§ RECORDS FOR THE TASK:
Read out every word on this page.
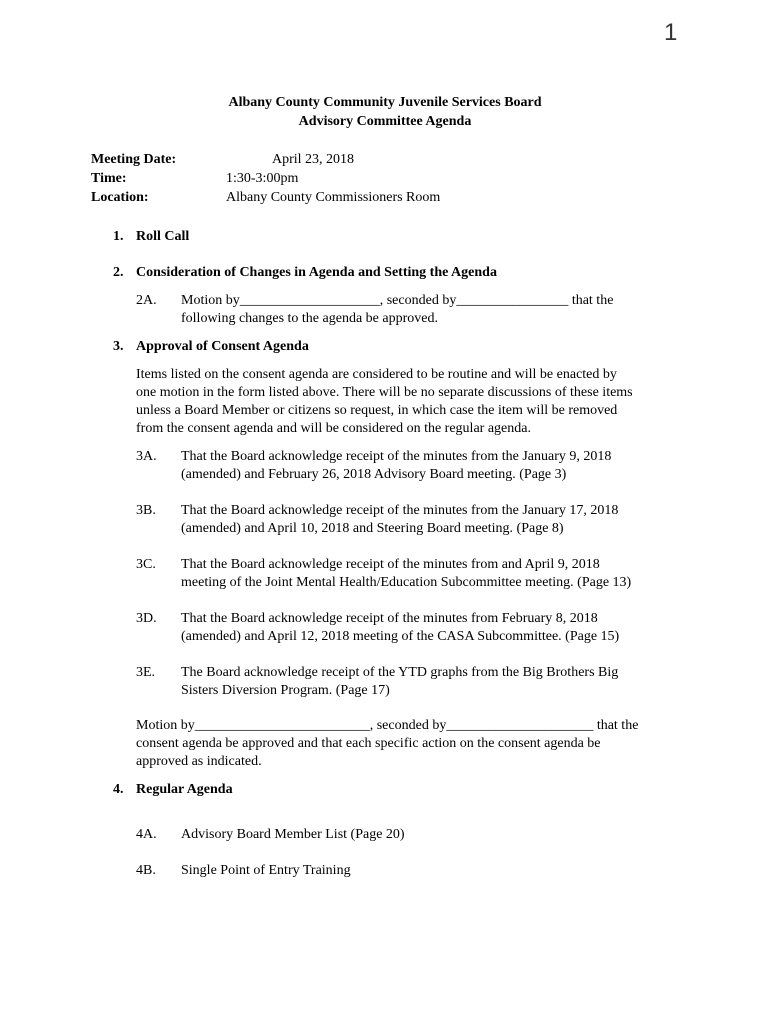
1
Albany County Community Juvenile Services Board
Advisory Committee Agenda
Meeting Date:	April 23, 2018
Time:	1:30-3:00pm
Location:	Albany County Commissioners Room
1. Roll Call
2. Consideration of Changes in Agenda and Setting the Agenda
2A. Motion by____________________, seconded by________________ that the
following changes to the agenda be approved.
3. Approval of Consent Agenda
Items listed on the consent agenda are considered to be routine and will be enacted by
one motion in the form listed above. There will be no separate discussions of these items
unless a Board Member or citizens so request, in which case the item will be removed
from the consent agenda and will be considered on the regular agenda.
3A. That the Board acknowledge receipt of the minutes from the January 9, 2018
(amended) and February 26, 2018 Advisory Board meeting. (Page 3)
3B. That the Board acknowledge receipt of the minutes from the January 17, 2018
(amended) and April 10, 2018 and Steering Board meeting. (Page 8)
3C. That the Board acknowledge receipt of the minutes from and April 9, 2018
meeting of the Joint Mental Health/Education Subcommittee meeting. (Page 13)
3D. That the Board acknowledge receipt of the minutes from February 8, 2018
(amended) and April 12, 2018 meeting of the CASA Subcommittee. (Page 15)
3E. The Board acknowledge receipt of the YTD graphs from the Big Brothers Big
Sisters Diversion Program. (Page 17)
Motion by_________________________, seconded by_____________________ that the
consent agenda be approved and that each specific action on the consent agenda be
approved as indicated.
4. Regular Agenda
4A. Advisory Board Member List (Page 20)
4B. Single Point of Entry Training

§ AIM:
Your task is to repeat the material above exactly, without its pictures.

§ ANSWER BELOW:
Read out every word on this page.
1
Albany County Community Juvenile Services Board
Advisory Committee Agenda
Meeting Date:	April 23, 2018
Time:	1:30-3:00pm
Location:	Albany County Commissioners Room
1. Roll Call
2. Consideration of Changes in Agenda and Setting the Agenda
2A. Motion by____________________, seconded by________________ that the
following changes to the agenda be approved.
3. Approval of Consent Agenda
Items listed on the consent agenda are considered to be routine and will be enacted by
one motion in the form listed above. There will be no separate discussions of these items
unless a Board Member or citizens so request, in which case the item will be removed
from the consent agenda and will be considered on the regular agenda.
3A. That the Board acknowledge receipt of the minutes from the January 9, 2018
(amended) and February 26, 2018 Advisory Board meeting. (Page 3)
3B. That the Board acknowledge receipt of the minutes from the January 17, 2018
(amended) and April 10, 2018 and Steering Board meeting. (Page 8)
3C. That the Board acknowledge receipt of the minutes from and April 9, 2018
meeting of the Joint Mental Health/Education Subcommittee meeting. (Page 13)
3D. That the Board acknowledge receipt of the minutes from February 8, 2018
(amended) and April 12, 2018 meeting of the CASA Subcommittee. (Page 15)
3E. The Board acknowledge receipt of the YTD graphs from the Big Brothers Big
Sisters Diversion Program. (Page 17)
Motion by_________________________, seconded by_____________________ that the
consent agenda be approved and that each specific action on the consent agenda be
approved as indicated.
4. Regular Agenda
4A. Advisory Board Member List (Page 20)
4B. Single Point of Entry Training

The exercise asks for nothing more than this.